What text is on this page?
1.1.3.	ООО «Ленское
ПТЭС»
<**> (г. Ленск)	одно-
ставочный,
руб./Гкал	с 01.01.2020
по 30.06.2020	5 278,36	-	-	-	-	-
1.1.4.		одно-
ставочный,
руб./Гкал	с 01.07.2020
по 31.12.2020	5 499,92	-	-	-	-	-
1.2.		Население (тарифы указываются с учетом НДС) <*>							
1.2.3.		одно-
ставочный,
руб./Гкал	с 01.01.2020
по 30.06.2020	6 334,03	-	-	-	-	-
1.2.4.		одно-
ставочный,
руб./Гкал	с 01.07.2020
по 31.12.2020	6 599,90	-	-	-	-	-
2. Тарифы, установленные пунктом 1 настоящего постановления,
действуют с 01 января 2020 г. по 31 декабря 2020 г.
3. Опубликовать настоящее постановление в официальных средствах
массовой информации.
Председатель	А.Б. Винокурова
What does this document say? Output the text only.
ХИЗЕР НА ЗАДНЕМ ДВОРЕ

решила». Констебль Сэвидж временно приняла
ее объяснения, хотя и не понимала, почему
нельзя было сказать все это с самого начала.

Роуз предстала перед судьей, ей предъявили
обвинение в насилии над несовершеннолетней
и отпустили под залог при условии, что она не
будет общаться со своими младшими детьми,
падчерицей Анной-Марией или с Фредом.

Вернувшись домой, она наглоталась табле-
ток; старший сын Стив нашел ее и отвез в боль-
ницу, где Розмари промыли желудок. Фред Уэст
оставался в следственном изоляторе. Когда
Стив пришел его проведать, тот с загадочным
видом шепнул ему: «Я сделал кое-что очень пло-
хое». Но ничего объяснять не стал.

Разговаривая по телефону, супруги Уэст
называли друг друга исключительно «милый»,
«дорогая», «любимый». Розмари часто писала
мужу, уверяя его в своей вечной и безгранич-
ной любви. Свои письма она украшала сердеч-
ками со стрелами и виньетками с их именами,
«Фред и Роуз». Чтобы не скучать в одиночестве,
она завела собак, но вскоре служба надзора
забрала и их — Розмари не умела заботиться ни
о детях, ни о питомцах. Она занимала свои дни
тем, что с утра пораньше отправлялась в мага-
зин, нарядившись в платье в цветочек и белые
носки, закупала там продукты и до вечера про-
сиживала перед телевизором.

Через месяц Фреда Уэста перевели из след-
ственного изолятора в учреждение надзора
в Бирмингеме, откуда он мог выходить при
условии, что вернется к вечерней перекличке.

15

SHORT EXERCISE - The entries above must be returned in full, exactly as shown.

TASK OUTPUT -
What text is on this page?
1.1.3.	ООО «Ленское
ПТЭС»
<**> (г. Ленск)	одно-
ставочный,
руб./Гкал	с 01.01.2020
по 30.06.2020	5 278,36	-	-	-	-	-
1.1.4.		одно-
ставочный,
руб./Гкал	с 01.07.2020
по 31.12.2020	5 499,92	-	-	-	-	-
1.2.		Население (тарифы указываются с учетом НДС) <*>							
1.2.3.		одно-
ставочный,
руб./Гкал	с 01.01.2020
по 30.06.2020	6 334,03	-	-	-	-	-
1.2.4.		одно-
ставочный,
руб./Гкал	с 01.07.2020
по 31.12.2020	6 599,90	-	-	-	-	-
2. Тарифы, установленные пунктом 1 настоящего постановления,
действуют с 01 января 2020 г. по 31 декабря 2020 г.
3. Опубликовать настоящее постановление в официальных средствах
массовой информации.
Председатель	А.Б. Винокурова
What does this document say? Output the text only.
ХИЗЕР НА ЗАДНЕМ ДВОРЕ

решила». Констебль Сэвидж временно приняла
ее объяснения, хотя и не понимала, почему
нельзя было сказать все это с самого начала.

Роуз предстала перед судьей, ей предъявили
обвинение в насилии над несовершеннолетней
и отпустили под залог при условии, что она не
будет общаться со своими младшими детьми,
падчерицей Анной-Марией или с Фредом.

Вернувшись домой, она наглоталась табле-
ток; старший сын Стив нашел ее и отвез в боль-
ницу, где Розмари промыли желудок. Фред Уэст
оставался в следственном изоляторе. Когда
Стив пришел его проведать, тот с загадочным
видом шепнул ему: «Я сделал кое-что очень пло-
хое». Но ничего объяснять не стал.

Разговаривая по телефону, супруги Уэст
называли друг друга исключительно «милый»,
«дорогая», «любимый». Розмари часто писала
мужу, уверяя его в своей вечной и безгранич-
ной любви. Свои письма она украшала сердеч-
ками со стрелами и виньетками с их именами,
«Фред и Роуз». Чтобы не скучать в одиночестве,
она завела собак, но вскоре служба надзора
забрала и их — Розмари не умела заботиться ни
о детях, ни о питомцах. Она занимала свои дни
тем, что с утра пораньше отправлялась в мага-
зин, нарядившись в платье в цветочек и белые
носки, закупала там продукты и до вечера про-
сиживала перед телевизором.

Через месяц Фреда Уэста перевели из след-
ственного изолятора в учреждение надзора
в Бирмингеме, откуда он мог выходить при
условии, что вернется к вечерней перекличке.

15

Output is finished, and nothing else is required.